_REQUIREMENT_
Gather all lines from the material that contain the word "KABUPATEN".

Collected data

>> BEGIN

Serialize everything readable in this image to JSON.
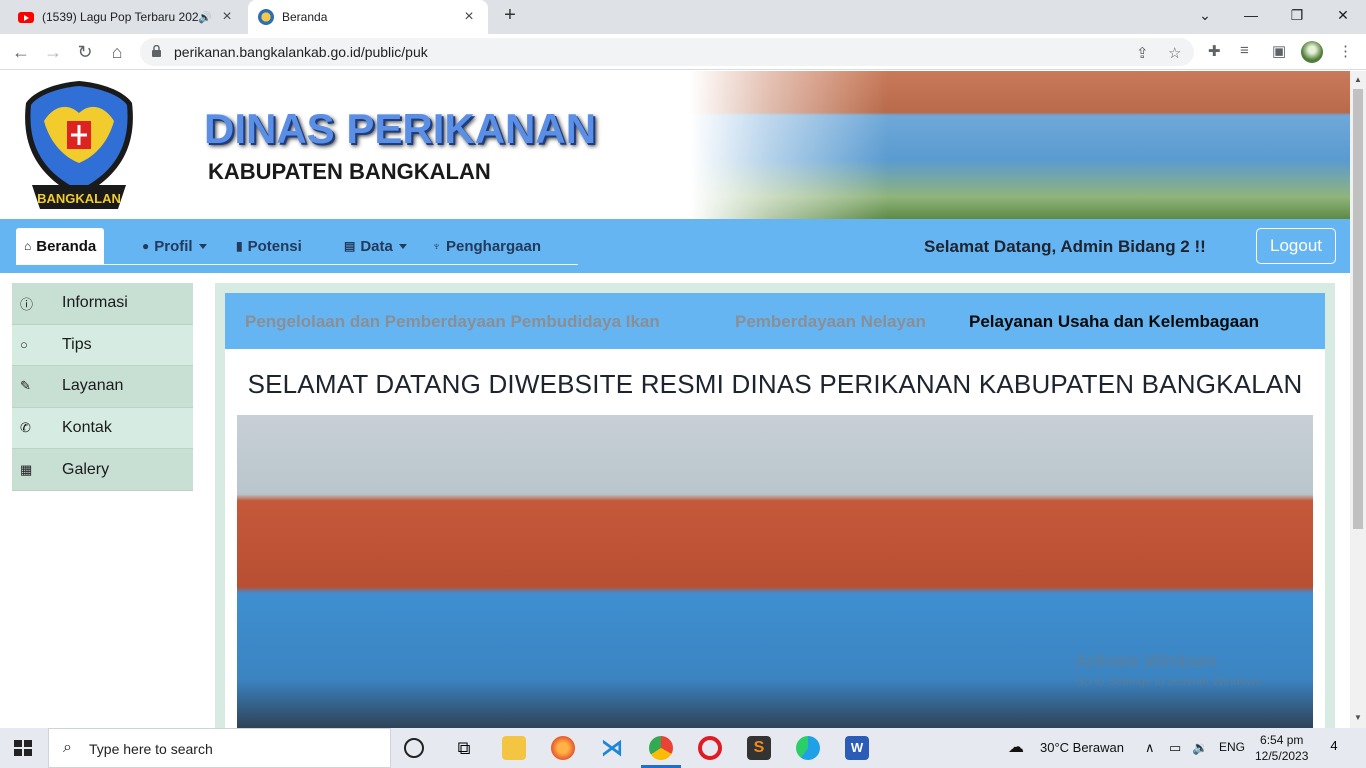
{
  "browser": {
    "tabs": [
      {
        "title": "(1539) Lagu Pop Terbaru 202",
        "icon": "youtube-icon",
        "audio": true
      },
      {
        "title": "Beranda",
        "icon": "site-favicon",
        "active": true
      }
    ],
    "url": "perikanan.bangkalankab.go.id/public/puk"
  },
  "header": {
    "logo_text": "BANGKALAN",
    "title_line1": "DINAS PERIKANAN",
    "title_line2": "KABUPATEN BANGKALAN"
  },
  "navbar": {
    "items": [
      {
        "label": "Beranda",
        "icon": "home-icon"
      },
      {
        "label": "Profil",
        "icon": "user-icon"
      },
      {
        "label": "Potensi",
        "icon": "bookmark-icon"
      },
      {
        "label": "Data",
        "icon": "database-icon"
      },
      {
        "label": "Penghargaan",
        "icon": "trophy-icon"
      }
    ],
    "welcome": "Selamat Datang, Admin Bidang 2 !!",
    "logout": "Logout"
  },
  "sidebar": {
    "items": [
      {
        "label": "Informasi",
        "icon": "info-icon"
      },
      {
        "label": "Tips",
        "icon": "lightbulb-icon"
      },
      {
        "label": "Layanan",
        "icon": "edit-icon"
      },
      {
        "label": "Kontak",
        "icon": "phone-icon"
      },
      {
        "label": "Galery",
        "icon": "gallery-icon"
      }
    ]
  },
  "subnav": {
    "items": [
      {
        "label": "Pengelolaan dan Pemberdayaan Pembudidaya Ikan"
      },
      {
        "label": "Pemberdayaan Nelayan"
      },
      {
        "label": "Pelayanan Usaha dan Kelembagaan",
        "active": true
      }
    ]
  },
  "main": {
    "title": "SELAMAT DATANG DIWEBSITE RESMI DINAS PERIKANAN KABUPATEN BANGKALAN"
  },
  "watermark": {
    "line1": "Activate Windows",
    "line2": "Go to Settings to activate Windows."
  },
  "taskbar": {
    "search_placeholder": "Type here to search",
    "weather": "30°C  Berawan",
    "lang": "ENG",
    "time": "6:54 pm",
    "date": "12/5/2023",
    "notifications": "4"
  }
}
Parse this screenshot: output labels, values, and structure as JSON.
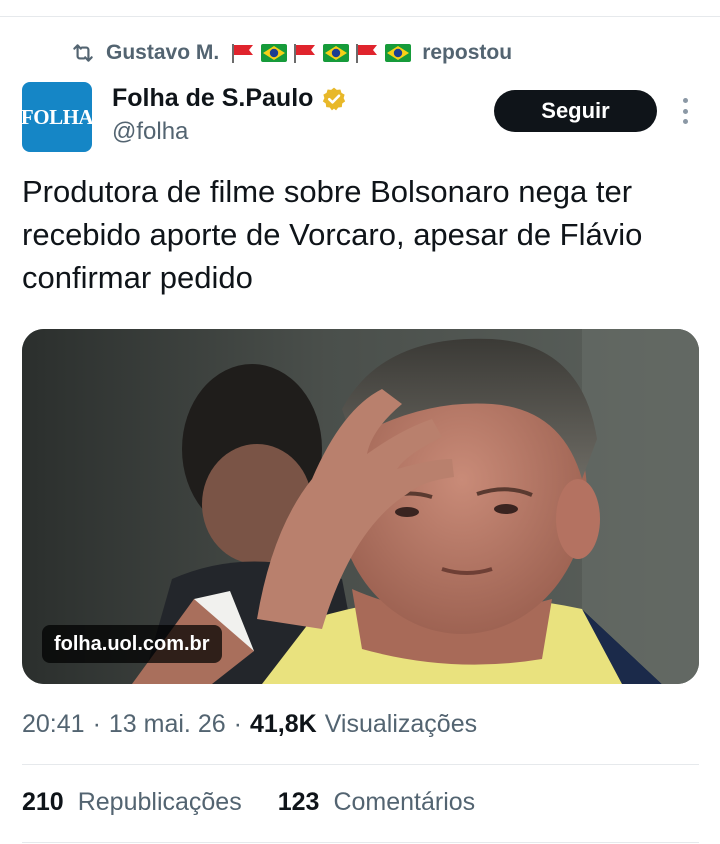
{
  "repost": {
    "icon": "repost-icon",
    "user_name": "Gustavo M.",
    "flags": [
      "red-flag",
      "brazil-flag",
      "red-flag",
      "brazil-flag",
      "red-flag",
      "brazil-flag"
    ],
    "suffix": "repostou"
  },
  "author": {
    "avatar_text": "FOLHA",
    "avatar_color": "#1586c6",
    "name": "Folha de S.Paulo",
    "verified_icon": "verified-gold-badge-icon",
    "verified_color": "#e8b829",
    "handle": "@folha"
  },
  "actions": {
    "follow_label": "Seguir",
    "more_icon": "more-vertical-icon"
  },
  "tweet": {
    "text": "Produtora de filme sobre Bolsonaro nega ter recebido aporte de Vorcaro, apesar de Flávio confirmar pedido"
  },
  "media": {
    "domain": "folha.uol.com.br"
  },
  "meta": {
    "time": "20:41",
    "date": "13 mai. 26",
    "views_count": "41,8K",
    "views_label": "Visualizações"
  },
  "stats": {
    "reposts_count": "210",
    "reposts_label": "Republicações",
    "comments_count": "123",
    "comments_label": "Comentários"
  },
  "colors": {
    "text_primary": "#0f1419",
    "text_secondary": "#536471",
    "follow_bg": "#0f1419"
  }
}
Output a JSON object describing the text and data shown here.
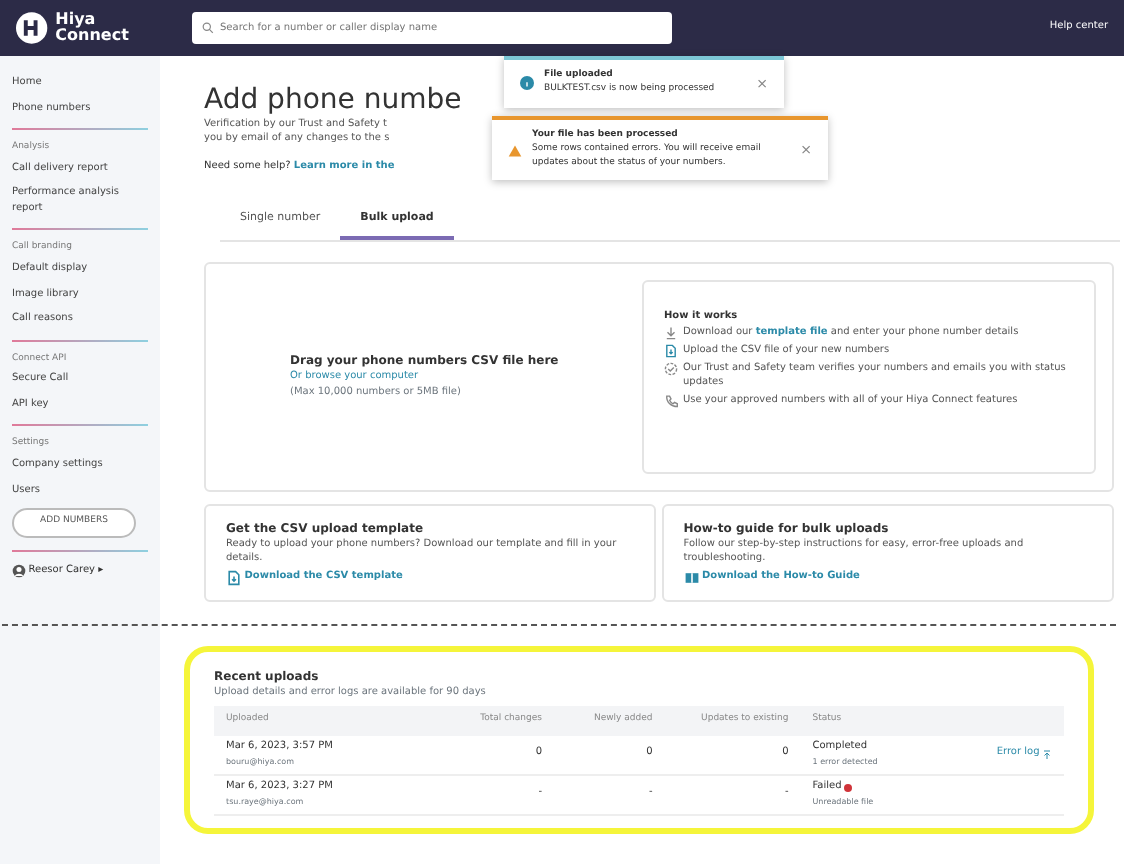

>> END

_SOLUTION TO THIS EXERCISE_
    "title_line2": "KABUPATEN BANGKALAN"
    "title": "SELAMAT DATANG DIWEBSITE RESMI DINAS PERIKANAN KABUPATEN BANGKALAN"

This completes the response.